Records from a collection
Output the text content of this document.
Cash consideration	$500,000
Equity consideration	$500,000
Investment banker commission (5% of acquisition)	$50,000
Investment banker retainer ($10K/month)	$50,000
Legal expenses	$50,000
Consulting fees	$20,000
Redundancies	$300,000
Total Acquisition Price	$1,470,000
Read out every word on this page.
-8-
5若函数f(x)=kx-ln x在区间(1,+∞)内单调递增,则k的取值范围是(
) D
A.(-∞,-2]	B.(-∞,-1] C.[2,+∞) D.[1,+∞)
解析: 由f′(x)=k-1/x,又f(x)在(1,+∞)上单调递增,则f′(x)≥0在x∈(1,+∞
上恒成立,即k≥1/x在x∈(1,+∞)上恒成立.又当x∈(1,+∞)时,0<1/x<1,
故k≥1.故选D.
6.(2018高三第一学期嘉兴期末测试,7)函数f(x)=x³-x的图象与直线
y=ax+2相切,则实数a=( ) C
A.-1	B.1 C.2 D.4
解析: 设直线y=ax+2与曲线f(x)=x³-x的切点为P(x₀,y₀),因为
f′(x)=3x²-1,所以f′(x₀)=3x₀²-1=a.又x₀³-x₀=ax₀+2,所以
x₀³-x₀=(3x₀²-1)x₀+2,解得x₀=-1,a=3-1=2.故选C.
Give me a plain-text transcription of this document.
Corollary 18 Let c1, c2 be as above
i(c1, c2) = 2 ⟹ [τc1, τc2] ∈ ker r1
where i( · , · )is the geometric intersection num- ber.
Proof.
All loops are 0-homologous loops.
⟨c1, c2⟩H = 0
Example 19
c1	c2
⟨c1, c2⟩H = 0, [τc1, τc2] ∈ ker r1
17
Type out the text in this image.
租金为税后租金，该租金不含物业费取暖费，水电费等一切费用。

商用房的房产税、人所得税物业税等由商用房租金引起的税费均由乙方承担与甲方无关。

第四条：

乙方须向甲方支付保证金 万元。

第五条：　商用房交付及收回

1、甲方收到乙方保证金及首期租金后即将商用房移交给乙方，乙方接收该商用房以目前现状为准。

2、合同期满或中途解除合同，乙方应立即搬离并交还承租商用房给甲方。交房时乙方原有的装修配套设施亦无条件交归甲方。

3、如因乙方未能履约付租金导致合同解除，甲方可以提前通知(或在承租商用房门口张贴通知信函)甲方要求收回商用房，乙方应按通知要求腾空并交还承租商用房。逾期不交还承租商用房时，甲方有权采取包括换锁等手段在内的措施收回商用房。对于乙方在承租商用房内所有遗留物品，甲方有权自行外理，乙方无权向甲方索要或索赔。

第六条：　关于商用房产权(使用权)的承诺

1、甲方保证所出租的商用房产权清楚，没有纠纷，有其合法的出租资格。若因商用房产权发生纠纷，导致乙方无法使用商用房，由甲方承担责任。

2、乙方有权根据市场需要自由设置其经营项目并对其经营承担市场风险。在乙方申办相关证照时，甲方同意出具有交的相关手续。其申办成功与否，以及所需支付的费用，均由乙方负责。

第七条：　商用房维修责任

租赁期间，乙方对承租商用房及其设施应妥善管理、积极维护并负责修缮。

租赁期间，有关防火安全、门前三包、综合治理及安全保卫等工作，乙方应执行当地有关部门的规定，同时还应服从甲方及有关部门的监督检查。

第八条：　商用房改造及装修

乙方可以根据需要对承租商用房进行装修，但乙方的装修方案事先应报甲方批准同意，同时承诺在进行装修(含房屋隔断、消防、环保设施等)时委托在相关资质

# Short task
Only the number is wanted: how many lines of the material contain the word "consideration"?

# Answer to this exercise
2